In the data that follows, count each line holding the string "默写讲义上的"; answer with the number only.

○ ○ ○

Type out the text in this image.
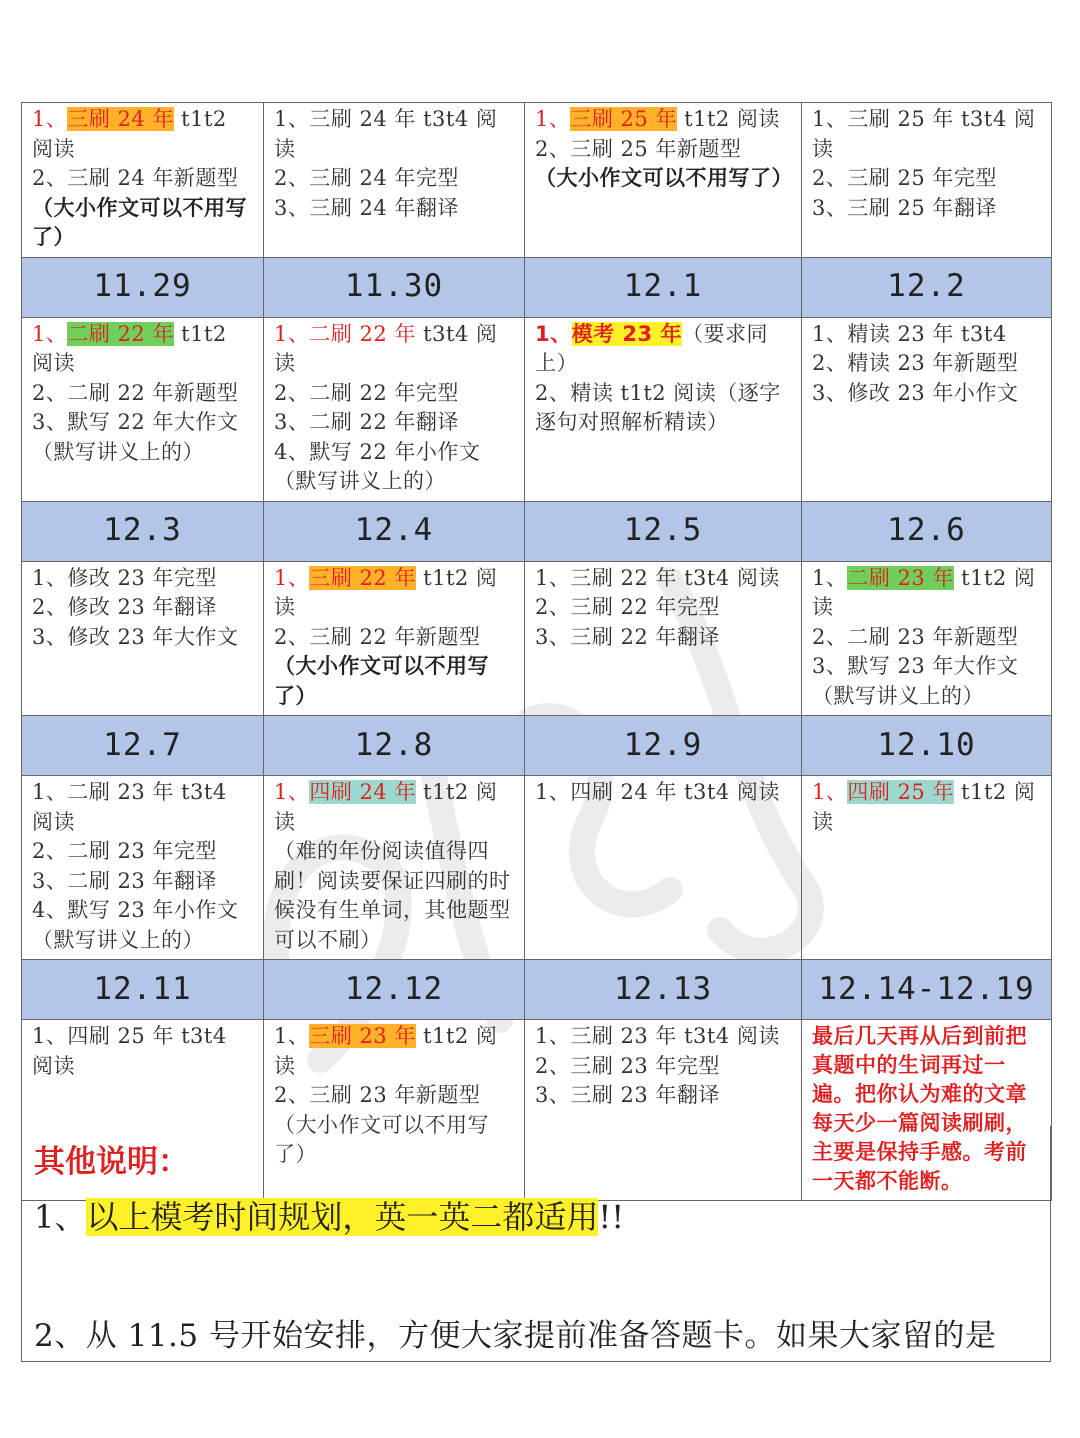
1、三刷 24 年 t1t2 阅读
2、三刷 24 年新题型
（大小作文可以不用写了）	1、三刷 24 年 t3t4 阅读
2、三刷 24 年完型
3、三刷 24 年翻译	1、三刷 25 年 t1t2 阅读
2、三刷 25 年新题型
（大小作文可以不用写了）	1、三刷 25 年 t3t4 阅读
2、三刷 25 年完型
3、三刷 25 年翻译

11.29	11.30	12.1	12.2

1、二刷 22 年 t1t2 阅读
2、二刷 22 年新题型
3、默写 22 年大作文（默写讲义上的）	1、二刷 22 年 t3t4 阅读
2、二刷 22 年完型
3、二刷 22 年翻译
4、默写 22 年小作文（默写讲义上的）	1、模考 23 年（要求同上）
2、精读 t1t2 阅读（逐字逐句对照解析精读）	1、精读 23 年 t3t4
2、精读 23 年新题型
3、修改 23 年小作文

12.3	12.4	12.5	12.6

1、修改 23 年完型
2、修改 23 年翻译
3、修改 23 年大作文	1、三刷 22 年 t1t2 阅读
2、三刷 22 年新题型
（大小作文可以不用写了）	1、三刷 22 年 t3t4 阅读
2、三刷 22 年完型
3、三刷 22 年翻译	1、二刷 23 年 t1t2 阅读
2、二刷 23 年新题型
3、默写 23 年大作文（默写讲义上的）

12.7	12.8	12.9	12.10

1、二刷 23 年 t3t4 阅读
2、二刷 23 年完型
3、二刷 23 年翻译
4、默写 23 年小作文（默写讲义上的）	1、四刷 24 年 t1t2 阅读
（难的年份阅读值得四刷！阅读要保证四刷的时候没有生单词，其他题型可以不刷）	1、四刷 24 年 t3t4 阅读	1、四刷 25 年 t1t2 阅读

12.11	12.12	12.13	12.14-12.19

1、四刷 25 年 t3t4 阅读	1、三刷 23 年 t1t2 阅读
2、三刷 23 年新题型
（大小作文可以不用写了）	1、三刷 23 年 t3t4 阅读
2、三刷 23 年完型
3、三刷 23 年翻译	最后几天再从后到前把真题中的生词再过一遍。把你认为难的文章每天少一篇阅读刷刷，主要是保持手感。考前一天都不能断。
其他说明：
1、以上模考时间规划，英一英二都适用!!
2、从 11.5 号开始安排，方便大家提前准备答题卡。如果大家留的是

○ ○ ○

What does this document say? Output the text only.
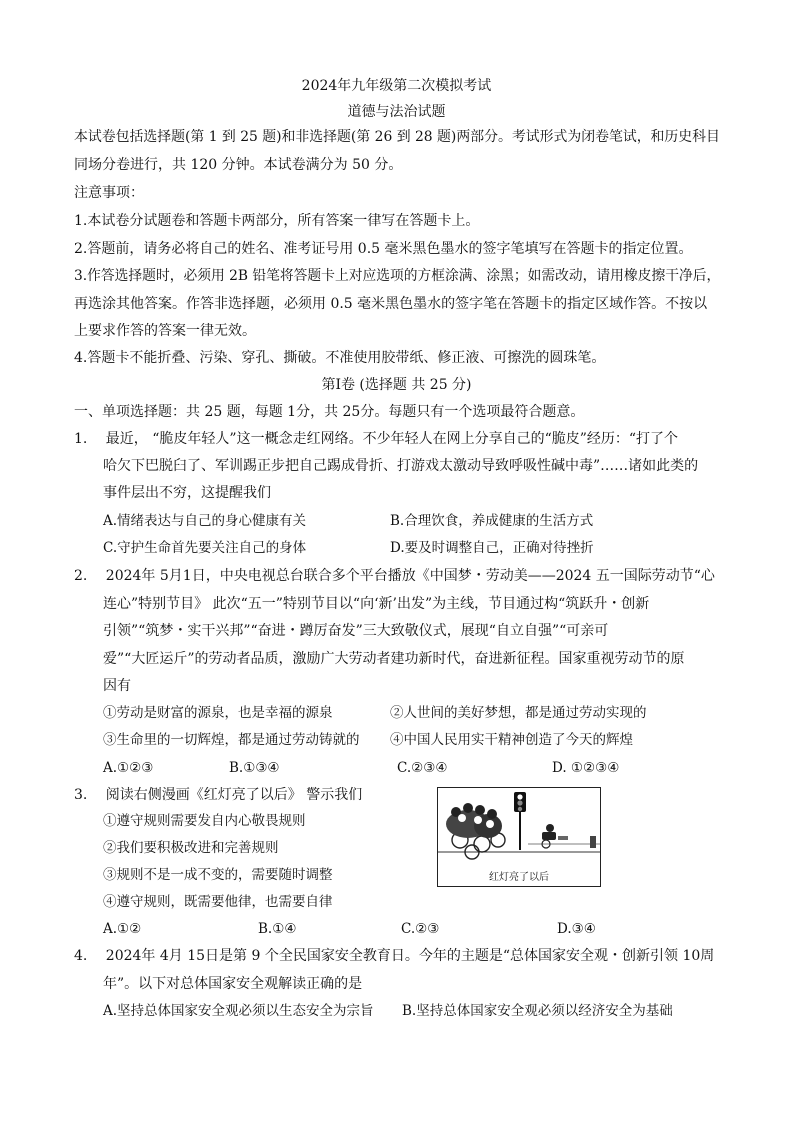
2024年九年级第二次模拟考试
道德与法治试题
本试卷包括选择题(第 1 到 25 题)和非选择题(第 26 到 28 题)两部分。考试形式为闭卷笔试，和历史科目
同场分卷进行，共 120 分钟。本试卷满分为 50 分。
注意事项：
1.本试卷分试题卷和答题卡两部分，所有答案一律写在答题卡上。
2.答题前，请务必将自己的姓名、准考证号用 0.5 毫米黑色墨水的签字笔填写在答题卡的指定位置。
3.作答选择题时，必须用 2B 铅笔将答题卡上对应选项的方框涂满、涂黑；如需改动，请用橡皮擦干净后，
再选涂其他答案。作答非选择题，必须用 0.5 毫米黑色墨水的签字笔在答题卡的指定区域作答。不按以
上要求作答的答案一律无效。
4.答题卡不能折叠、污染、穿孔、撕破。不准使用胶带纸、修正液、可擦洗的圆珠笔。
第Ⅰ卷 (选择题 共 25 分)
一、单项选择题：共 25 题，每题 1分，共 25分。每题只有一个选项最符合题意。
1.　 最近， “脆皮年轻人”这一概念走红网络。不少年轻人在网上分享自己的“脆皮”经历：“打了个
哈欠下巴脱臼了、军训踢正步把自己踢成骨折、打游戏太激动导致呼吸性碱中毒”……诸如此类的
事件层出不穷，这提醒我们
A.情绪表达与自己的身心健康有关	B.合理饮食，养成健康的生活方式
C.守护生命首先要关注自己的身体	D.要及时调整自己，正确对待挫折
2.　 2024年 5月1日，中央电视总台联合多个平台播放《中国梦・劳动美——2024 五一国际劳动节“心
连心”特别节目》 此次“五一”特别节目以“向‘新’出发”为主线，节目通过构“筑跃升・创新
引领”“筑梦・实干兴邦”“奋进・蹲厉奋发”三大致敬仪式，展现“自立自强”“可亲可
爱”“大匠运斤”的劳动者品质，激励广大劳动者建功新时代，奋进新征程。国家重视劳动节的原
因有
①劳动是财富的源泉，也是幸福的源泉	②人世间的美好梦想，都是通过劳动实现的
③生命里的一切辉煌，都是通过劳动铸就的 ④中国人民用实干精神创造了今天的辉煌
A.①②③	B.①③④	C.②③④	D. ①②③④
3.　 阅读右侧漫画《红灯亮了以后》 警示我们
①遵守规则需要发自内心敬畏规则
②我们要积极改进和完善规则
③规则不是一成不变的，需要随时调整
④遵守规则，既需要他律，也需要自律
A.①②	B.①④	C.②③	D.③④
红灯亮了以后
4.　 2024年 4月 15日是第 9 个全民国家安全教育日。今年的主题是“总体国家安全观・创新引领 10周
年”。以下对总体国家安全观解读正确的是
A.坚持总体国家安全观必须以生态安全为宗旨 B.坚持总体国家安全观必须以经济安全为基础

○ ○ ○

[Finished exercise]: 4